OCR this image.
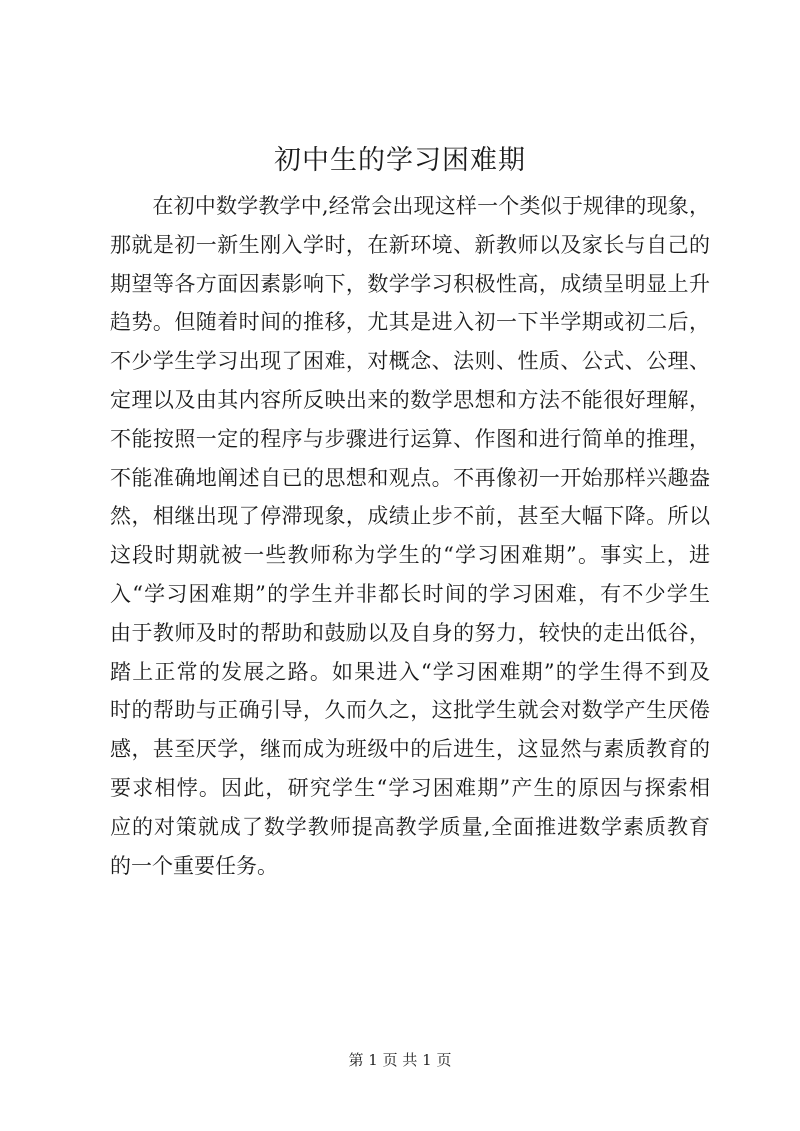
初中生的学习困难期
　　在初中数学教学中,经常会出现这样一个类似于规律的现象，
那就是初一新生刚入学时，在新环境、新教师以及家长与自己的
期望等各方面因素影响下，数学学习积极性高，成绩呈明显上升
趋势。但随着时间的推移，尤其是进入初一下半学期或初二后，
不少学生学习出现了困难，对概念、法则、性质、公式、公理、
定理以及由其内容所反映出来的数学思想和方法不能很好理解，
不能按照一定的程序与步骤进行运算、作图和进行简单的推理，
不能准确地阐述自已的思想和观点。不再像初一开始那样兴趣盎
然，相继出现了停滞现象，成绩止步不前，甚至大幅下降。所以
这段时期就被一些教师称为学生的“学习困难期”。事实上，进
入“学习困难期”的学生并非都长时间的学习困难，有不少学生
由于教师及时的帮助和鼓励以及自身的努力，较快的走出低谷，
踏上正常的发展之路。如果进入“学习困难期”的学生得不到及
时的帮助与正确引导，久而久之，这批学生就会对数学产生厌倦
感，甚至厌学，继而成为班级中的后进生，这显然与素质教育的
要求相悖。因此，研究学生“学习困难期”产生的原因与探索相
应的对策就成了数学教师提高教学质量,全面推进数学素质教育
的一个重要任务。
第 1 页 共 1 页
====
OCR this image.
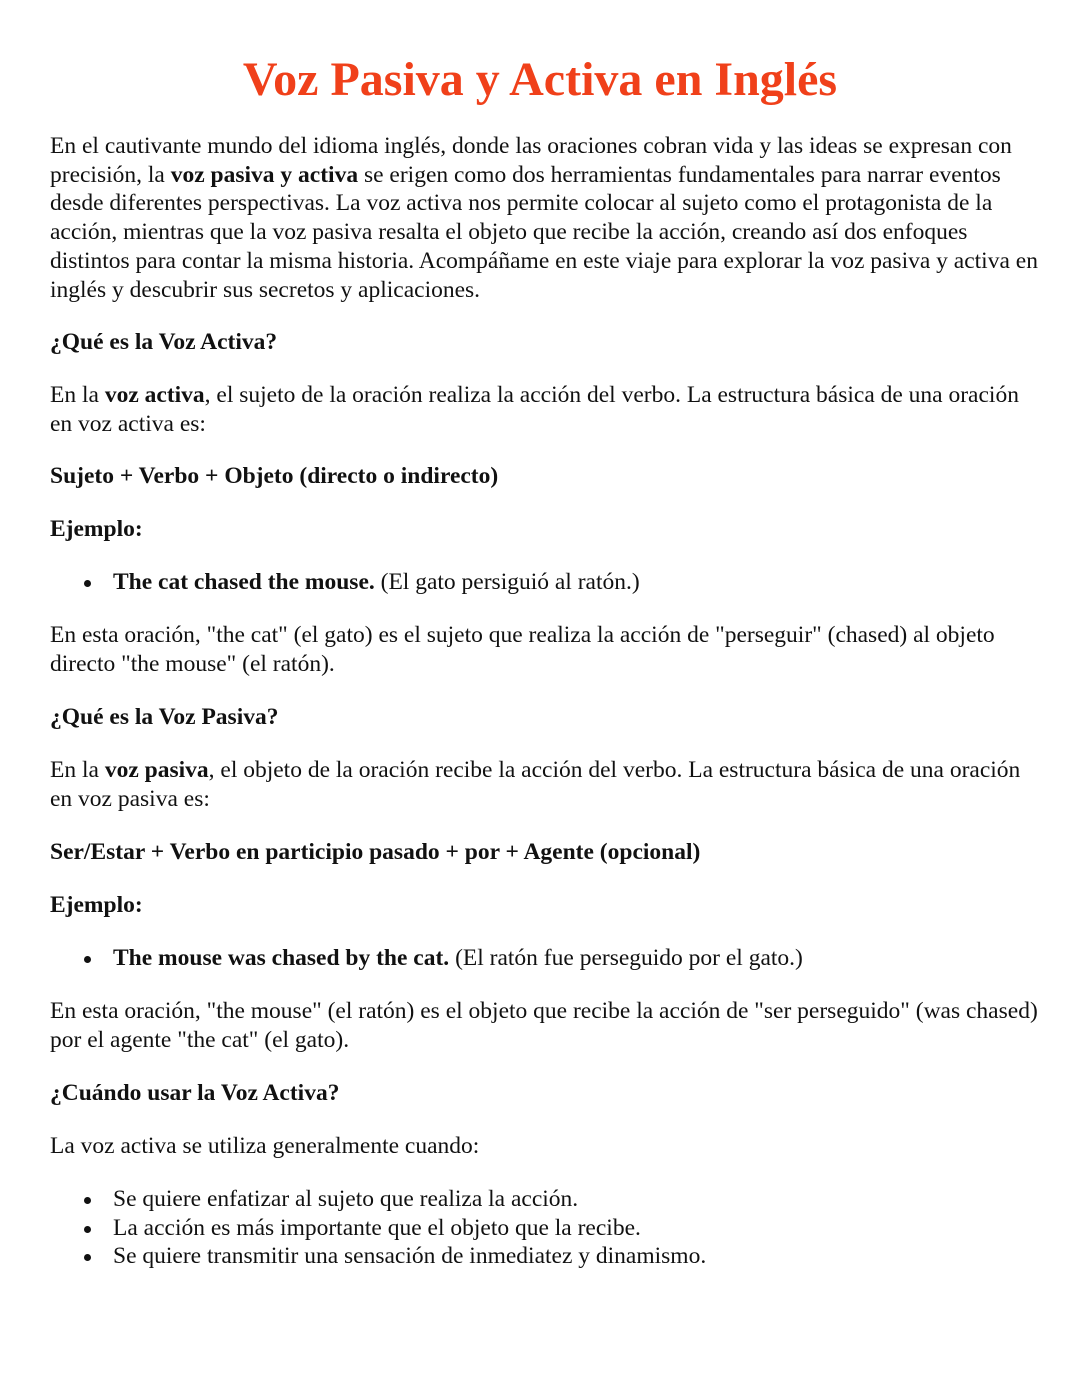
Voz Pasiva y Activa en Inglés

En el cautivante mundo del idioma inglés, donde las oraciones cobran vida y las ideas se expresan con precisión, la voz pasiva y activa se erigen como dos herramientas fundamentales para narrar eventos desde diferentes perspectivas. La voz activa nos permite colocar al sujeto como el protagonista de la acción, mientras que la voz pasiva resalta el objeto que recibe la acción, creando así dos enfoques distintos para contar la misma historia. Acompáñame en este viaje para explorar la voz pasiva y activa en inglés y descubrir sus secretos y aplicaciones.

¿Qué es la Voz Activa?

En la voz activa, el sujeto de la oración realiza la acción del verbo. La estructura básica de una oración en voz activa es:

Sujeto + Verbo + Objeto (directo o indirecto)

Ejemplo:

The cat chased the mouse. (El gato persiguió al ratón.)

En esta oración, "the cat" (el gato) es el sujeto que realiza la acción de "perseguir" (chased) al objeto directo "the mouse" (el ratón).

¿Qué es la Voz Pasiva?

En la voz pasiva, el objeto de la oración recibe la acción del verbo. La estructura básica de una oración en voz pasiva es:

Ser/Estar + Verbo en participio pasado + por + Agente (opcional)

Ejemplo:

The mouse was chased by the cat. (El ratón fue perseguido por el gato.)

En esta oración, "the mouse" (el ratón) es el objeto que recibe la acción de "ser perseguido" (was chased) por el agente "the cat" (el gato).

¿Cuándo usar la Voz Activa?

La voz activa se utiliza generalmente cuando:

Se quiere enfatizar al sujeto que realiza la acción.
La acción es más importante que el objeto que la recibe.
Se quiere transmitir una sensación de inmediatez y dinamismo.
====
■ TASK PROMPT
Pull out each line holding the string "realiza".

■ CORRECT RESPONSE
En la voz activa, el sujeto de la oración realiza la acción del verbo. La estructura básica de una oración en voz activa es:
En esta oración, "the cat" (el gato) es el sujeto que realiza la acción de "perseguir" (chased) al objeto directo "the mouse" (el ratón).
Se quiere enfatizar al sujeto que realiza la acción.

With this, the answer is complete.